Work out how many lines in the data hold the word "ประนอม", and reply with that number only.

## Extracted data
○ ○ ○ ○ ○
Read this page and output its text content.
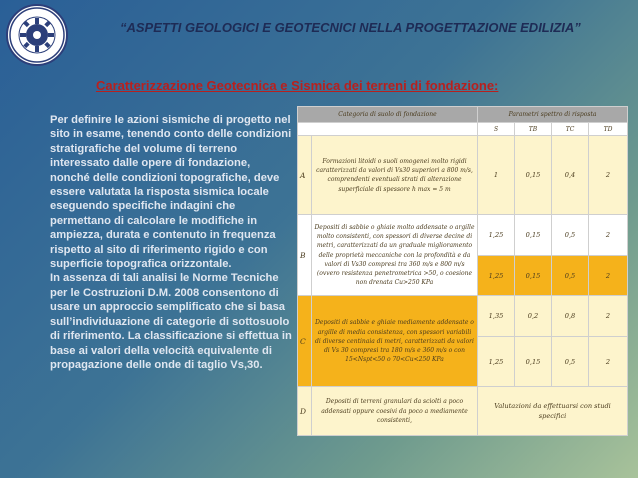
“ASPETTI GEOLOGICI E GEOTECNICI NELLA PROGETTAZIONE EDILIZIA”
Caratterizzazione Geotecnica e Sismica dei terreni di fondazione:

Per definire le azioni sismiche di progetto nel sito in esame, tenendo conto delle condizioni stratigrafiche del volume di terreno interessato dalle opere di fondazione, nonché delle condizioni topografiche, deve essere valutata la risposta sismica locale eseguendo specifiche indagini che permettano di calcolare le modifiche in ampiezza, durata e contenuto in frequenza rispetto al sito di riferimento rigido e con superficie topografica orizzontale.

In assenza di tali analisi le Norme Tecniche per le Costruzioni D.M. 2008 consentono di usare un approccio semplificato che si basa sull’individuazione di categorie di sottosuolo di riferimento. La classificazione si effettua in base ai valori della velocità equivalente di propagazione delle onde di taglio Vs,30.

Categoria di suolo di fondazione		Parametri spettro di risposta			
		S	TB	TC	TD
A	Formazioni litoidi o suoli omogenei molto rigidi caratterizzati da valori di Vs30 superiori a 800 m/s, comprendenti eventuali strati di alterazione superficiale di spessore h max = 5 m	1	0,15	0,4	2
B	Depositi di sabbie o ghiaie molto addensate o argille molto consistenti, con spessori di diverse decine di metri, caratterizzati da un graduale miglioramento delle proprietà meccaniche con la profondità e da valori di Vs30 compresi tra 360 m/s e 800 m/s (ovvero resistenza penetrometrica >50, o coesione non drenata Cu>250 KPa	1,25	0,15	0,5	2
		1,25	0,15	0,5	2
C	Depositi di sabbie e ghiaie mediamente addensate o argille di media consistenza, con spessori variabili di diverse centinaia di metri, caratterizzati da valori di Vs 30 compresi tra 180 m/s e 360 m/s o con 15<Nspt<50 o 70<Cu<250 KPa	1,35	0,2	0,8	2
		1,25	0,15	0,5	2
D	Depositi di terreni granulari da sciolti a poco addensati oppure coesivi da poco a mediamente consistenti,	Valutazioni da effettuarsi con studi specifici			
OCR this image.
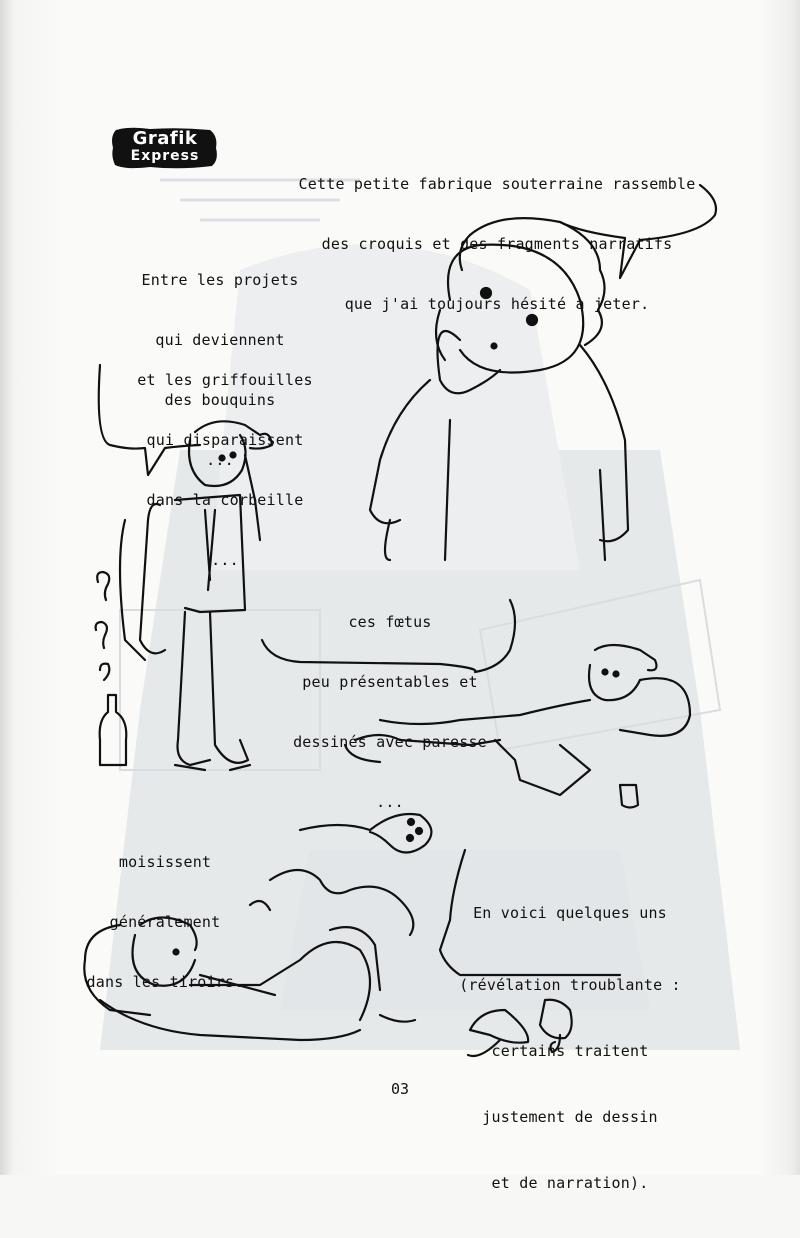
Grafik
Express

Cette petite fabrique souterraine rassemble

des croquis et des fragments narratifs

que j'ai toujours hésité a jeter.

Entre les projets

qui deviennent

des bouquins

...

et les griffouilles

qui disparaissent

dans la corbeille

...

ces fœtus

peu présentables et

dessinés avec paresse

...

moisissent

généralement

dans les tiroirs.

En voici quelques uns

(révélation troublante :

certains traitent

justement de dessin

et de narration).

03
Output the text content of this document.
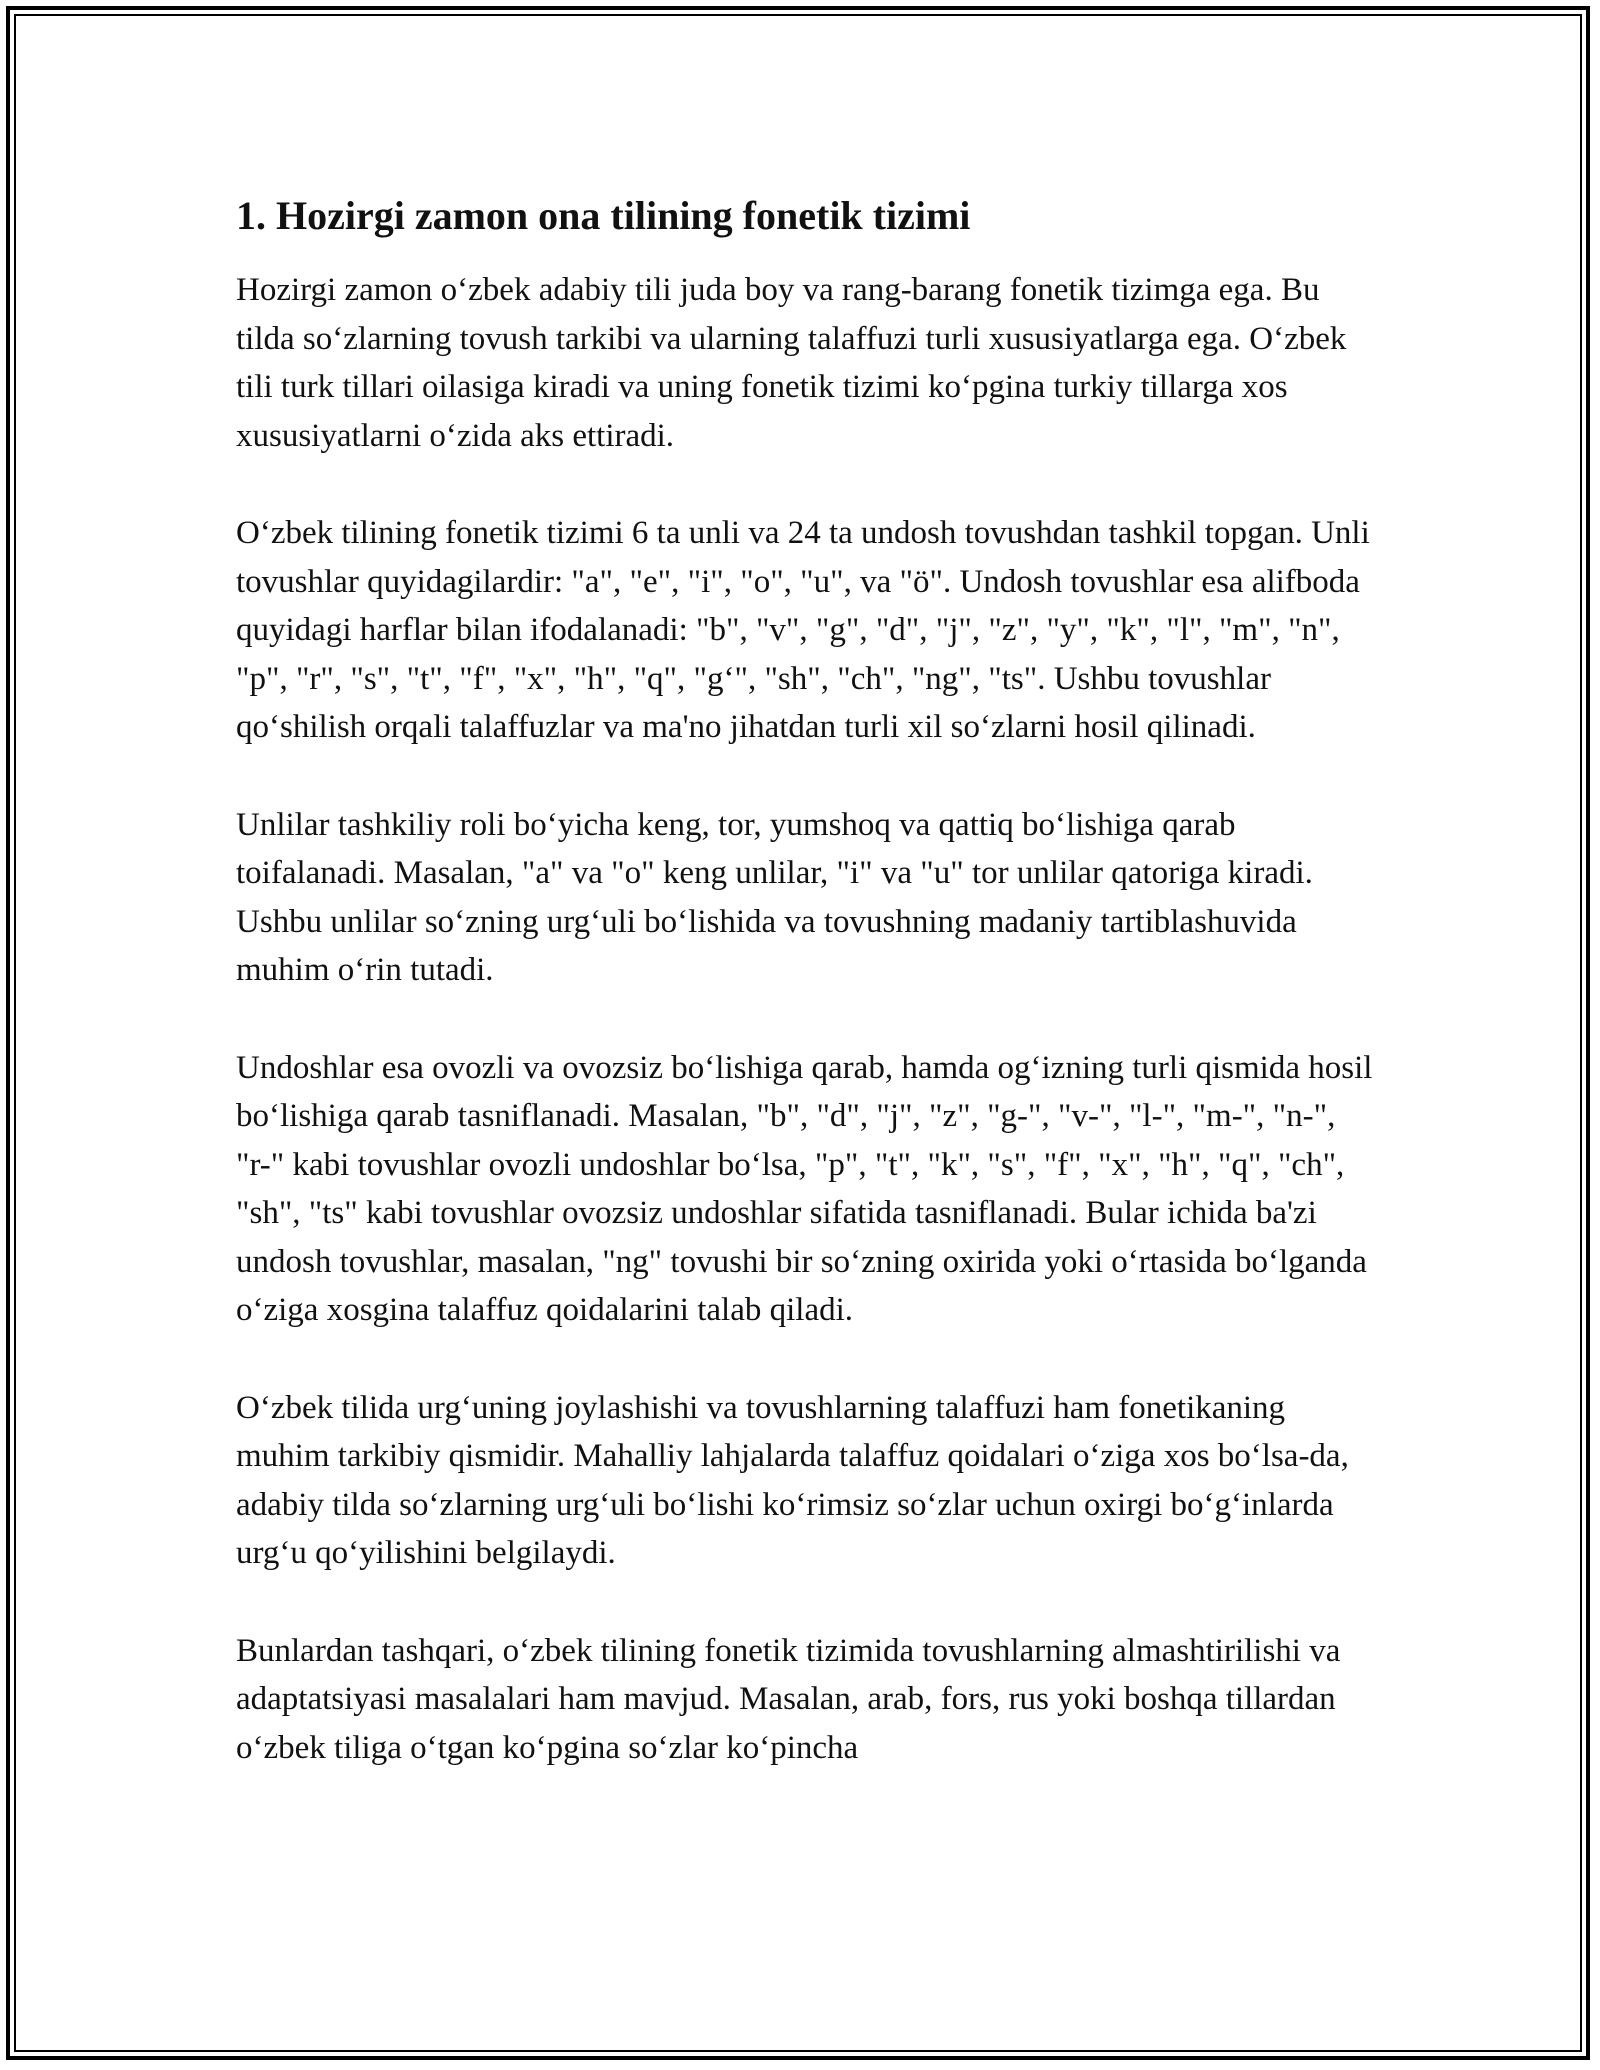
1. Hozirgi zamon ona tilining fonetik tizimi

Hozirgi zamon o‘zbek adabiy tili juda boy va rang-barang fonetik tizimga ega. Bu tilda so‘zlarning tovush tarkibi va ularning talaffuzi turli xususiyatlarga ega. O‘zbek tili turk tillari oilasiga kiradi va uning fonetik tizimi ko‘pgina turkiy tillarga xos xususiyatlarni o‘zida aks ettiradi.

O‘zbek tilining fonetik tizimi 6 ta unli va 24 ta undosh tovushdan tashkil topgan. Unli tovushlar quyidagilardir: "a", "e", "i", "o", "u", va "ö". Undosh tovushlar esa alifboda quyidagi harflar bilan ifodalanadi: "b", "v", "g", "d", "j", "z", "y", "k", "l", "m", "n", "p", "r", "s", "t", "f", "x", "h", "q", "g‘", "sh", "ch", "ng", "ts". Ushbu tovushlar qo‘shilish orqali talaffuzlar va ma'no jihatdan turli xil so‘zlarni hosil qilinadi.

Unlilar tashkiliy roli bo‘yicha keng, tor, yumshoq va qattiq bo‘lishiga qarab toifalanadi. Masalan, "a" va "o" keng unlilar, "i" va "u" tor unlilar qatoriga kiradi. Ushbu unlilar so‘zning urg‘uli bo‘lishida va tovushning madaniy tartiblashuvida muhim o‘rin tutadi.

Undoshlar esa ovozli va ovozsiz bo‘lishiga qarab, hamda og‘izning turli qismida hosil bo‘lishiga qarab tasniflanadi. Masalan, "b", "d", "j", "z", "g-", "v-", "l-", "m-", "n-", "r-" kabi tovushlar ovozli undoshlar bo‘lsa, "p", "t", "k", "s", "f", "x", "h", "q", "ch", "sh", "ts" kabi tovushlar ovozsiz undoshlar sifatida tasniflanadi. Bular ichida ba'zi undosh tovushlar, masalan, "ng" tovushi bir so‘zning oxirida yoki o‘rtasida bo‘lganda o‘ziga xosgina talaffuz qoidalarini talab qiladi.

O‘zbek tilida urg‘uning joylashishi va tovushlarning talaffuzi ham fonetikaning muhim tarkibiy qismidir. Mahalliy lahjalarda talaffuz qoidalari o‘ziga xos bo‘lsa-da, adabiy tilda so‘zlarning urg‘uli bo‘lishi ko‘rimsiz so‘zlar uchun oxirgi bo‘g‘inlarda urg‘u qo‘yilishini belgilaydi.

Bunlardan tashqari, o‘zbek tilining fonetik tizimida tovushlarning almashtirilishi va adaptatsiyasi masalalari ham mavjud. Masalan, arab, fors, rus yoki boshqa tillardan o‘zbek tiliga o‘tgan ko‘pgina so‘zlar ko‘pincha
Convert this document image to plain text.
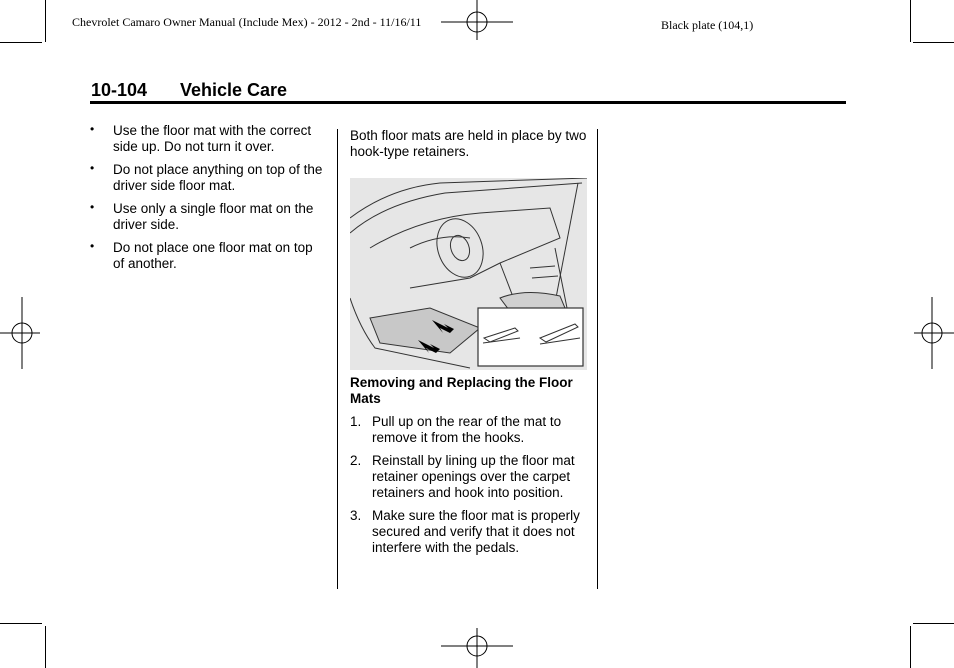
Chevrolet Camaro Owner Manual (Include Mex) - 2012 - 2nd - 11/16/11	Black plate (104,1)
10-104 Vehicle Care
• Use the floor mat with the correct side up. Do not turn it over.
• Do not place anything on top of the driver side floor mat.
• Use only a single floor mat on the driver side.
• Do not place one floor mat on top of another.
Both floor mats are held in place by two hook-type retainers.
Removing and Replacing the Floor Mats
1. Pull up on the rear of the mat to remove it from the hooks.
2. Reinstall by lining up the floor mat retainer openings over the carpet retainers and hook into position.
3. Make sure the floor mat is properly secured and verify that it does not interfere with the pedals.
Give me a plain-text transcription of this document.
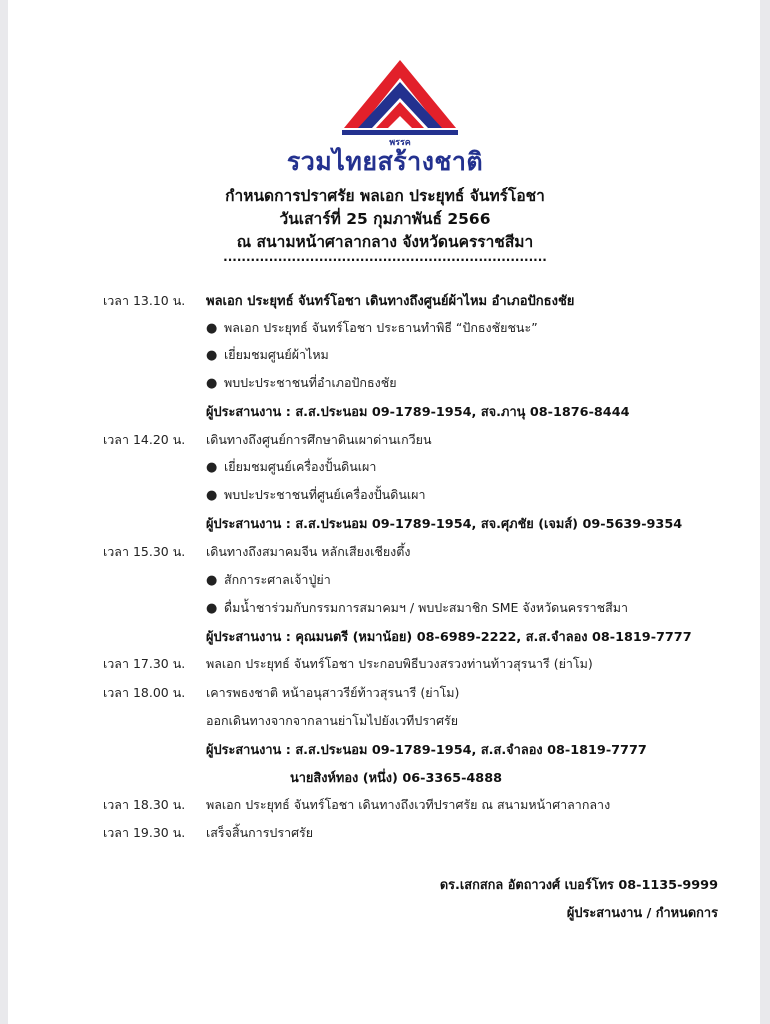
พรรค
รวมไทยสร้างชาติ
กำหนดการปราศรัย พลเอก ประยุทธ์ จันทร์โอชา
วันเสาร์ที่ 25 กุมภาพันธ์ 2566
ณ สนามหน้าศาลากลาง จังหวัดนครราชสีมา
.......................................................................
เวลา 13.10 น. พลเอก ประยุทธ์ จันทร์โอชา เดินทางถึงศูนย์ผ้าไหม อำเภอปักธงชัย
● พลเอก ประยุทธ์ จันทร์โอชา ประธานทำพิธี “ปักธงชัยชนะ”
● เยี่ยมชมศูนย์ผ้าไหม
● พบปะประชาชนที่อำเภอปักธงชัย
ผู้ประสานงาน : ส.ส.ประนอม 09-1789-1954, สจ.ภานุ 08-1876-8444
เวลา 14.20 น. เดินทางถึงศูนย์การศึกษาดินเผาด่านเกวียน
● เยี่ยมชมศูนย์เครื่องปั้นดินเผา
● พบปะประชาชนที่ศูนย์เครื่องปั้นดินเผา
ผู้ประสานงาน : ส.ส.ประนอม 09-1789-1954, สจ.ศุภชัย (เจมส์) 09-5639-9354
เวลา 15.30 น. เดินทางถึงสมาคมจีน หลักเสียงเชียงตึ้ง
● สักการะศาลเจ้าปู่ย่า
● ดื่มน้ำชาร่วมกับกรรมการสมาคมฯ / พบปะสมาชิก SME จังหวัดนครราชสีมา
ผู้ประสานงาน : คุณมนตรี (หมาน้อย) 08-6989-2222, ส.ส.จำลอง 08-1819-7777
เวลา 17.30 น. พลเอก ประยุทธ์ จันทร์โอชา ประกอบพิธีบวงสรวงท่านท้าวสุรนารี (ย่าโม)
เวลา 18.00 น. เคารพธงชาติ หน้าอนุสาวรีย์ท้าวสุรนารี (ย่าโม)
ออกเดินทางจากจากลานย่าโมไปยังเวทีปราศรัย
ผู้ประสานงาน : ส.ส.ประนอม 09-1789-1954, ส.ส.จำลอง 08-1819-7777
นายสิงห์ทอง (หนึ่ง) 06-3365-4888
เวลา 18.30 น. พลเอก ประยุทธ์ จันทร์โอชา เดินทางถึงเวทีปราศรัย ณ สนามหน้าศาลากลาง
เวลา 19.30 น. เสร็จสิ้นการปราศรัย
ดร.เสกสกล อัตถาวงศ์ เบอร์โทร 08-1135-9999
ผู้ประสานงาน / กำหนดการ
○ ○ ○ ○ ○
## Task solution
3